:: EXTRACTED ENTRIES
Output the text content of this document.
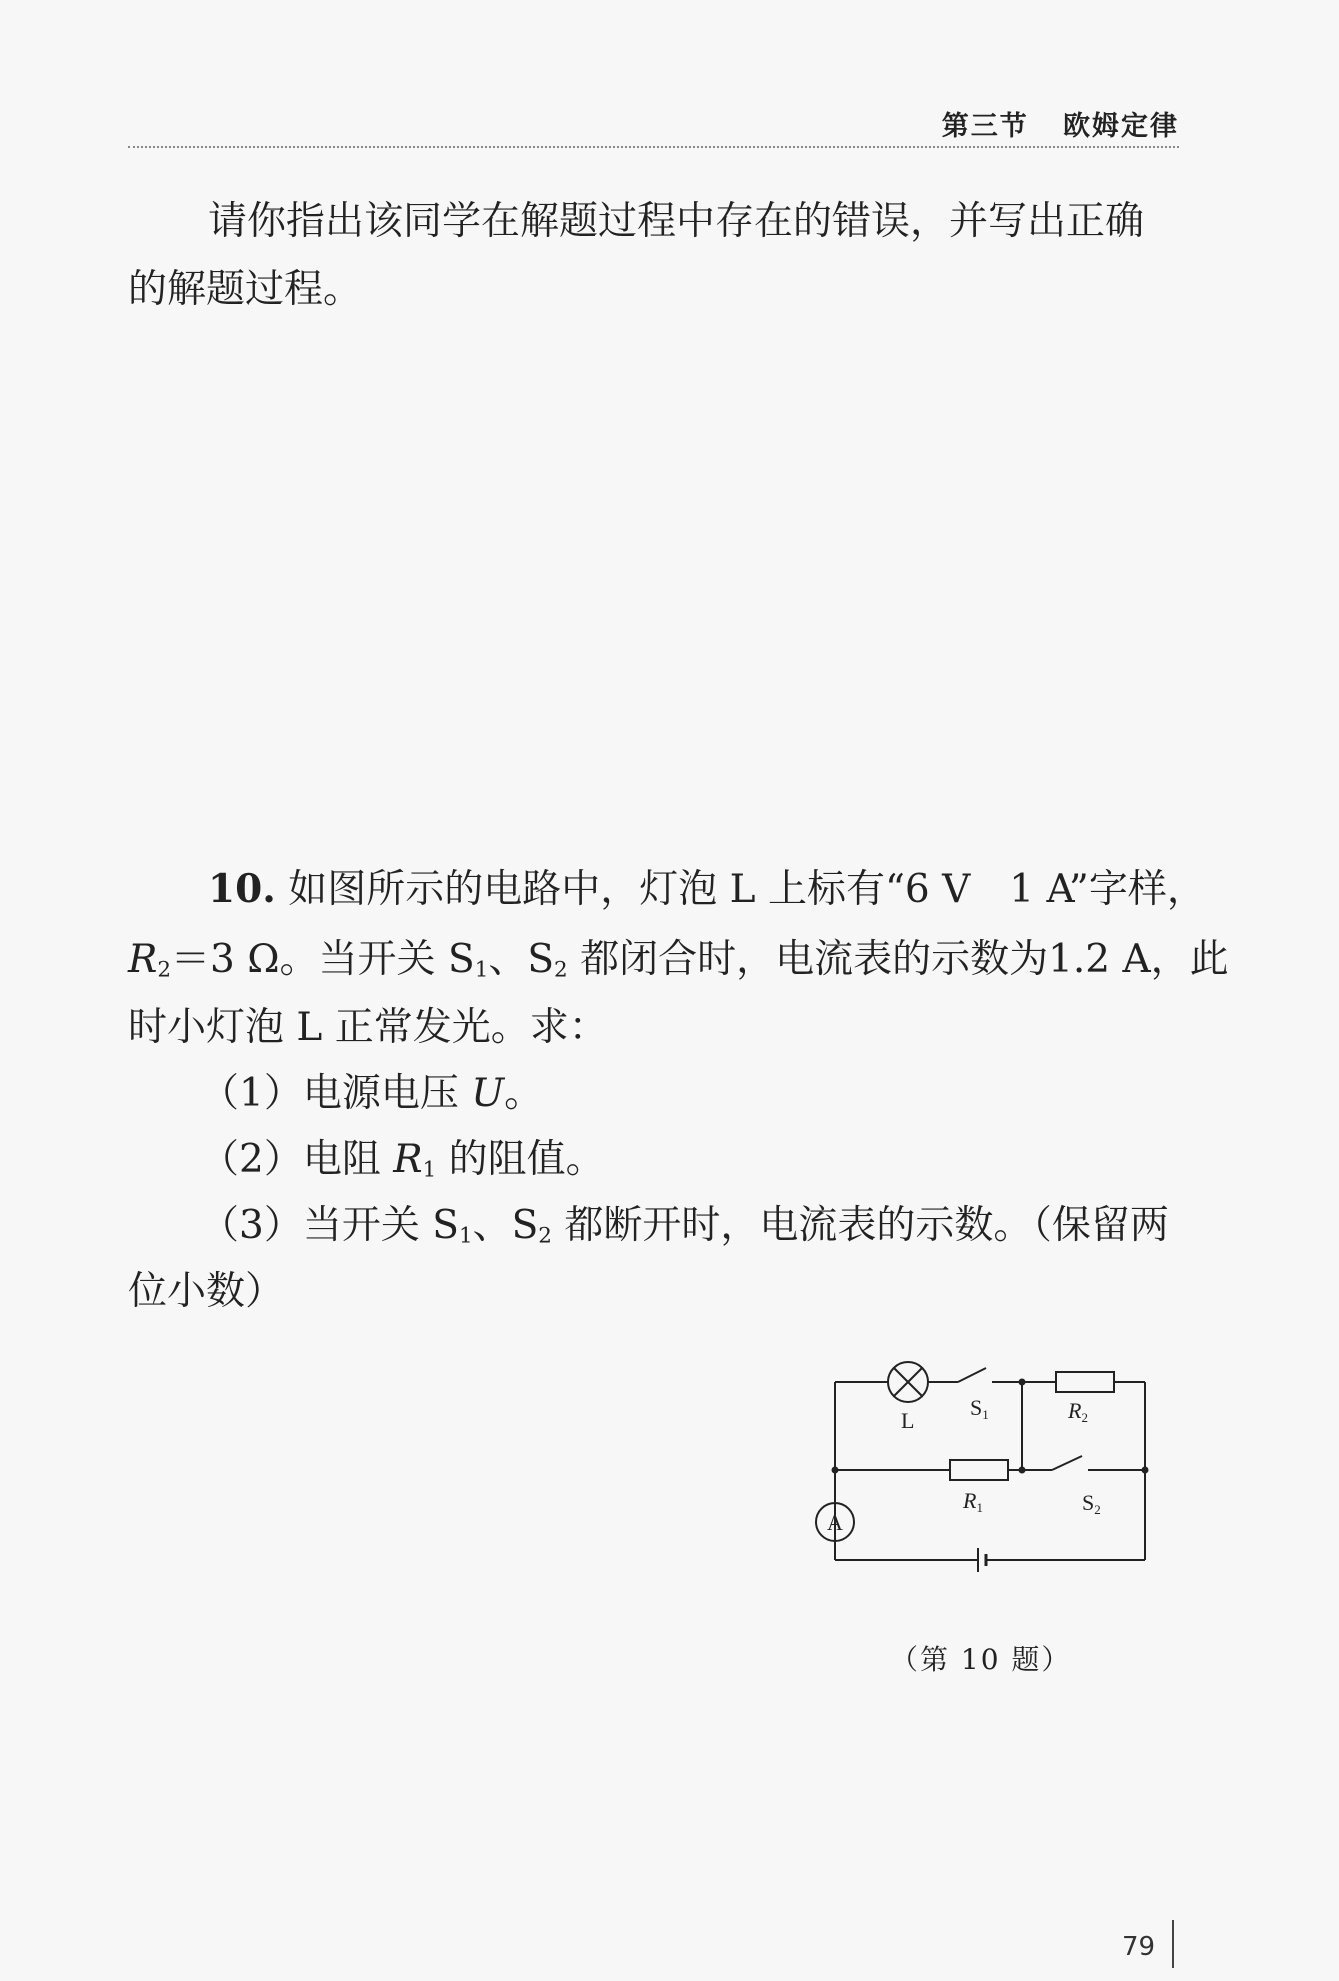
第三节 欧姆定律
请你指出该同学在解题过程中存在的错误，并写出正确
的解题过程。
10. 如图所示的电路中，灯泡 L 上标有“6 V　1 A”字样，
$R_2=3$ Ω。当开关 $S_1$、$S_2$ 都闭合时，电流表的示数为1.2 A，此
时小灯泡 L 正常发光。求：
（1）电源电压 U。
（2）电阻 $R_1$ 的阻值。
（3）当开关 $S_1$、$S_2$ 都断开时，电流表的示数。（保留两
位小数）
L
S1	R2
R1	S2
A
（第 10 题）
79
::::
PROBLEM REQUIREMENTS
Without the pictures, print the records in full, exactly as they appear.

FULL RESPONSE
Output the text content of this document.
第三节 欧姆定律
请你指出该同学在解题过程中存在的错误，并写出正确
的解题过程。
10. 如图所示的电路中，灯泡 L 上标有“6 V　1 A”字样，
$R_2=3$ Ω。当开关 $S_1$、$S_2$ 都闭合时，电流表的示数为1.2 A，此
时小灯泡 L 正常发光。求：
（1）电源电压 U。
（2）电阻 $R_1$ 的阻值。
（3）当开关 $S_1$、$S_2$ 都断开时，电流表的示数。（保留两
位小数）
L
S1	R2
R1	S2
A
（第 10 题）
79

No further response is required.